What you will do.
Your task is to copy each line that has the word "this".

Records for the task.
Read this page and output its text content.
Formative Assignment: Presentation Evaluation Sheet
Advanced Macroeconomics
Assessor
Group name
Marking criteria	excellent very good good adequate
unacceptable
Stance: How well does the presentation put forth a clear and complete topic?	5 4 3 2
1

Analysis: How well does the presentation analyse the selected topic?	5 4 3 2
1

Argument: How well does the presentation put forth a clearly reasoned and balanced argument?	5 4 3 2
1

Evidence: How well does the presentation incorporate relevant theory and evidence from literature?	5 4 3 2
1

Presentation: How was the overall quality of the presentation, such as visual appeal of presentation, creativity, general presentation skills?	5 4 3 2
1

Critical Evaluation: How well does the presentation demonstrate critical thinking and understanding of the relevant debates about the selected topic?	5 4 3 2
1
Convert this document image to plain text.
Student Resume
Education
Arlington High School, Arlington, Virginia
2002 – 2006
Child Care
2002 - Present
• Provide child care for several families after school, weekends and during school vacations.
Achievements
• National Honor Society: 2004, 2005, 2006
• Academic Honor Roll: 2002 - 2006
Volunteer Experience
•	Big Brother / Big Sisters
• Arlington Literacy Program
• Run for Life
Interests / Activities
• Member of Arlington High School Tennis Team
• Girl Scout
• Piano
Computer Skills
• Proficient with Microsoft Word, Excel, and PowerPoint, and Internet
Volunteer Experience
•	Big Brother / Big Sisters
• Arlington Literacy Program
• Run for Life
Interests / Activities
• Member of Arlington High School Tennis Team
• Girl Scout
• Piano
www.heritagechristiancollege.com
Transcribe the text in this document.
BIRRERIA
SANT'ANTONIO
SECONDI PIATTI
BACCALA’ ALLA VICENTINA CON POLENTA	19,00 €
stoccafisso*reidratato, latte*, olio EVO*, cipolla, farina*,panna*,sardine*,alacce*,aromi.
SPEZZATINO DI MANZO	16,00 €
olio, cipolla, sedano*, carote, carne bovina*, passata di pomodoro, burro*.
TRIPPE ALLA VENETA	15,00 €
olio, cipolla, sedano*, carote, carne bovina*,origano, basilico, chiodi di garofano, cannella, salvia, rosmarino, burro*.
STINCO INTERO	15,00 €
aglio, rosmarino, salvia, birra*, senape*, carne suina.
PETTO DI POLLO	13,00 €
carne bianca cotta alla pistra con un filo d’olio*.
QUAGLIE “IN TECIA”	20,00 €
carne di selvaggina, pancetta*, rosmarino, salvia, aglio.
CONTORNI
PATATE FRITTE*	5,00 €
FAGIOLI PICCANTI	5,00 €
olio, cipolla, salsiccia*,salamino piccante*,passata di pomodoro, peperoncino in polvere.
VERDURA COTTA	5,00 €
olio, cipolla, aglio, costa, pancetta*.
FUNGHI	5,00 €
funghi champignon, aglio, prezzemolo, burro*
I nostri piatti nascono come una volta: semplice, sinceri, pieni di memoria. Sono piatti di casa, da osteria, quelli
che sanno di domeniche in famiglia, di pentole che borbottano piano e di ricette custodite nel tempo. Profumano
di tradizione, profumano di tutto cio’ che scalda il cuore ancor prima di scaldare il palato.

The answer.
Read this page and output its text content.
Convert this document image to plain text.
Transcribe the text in this document.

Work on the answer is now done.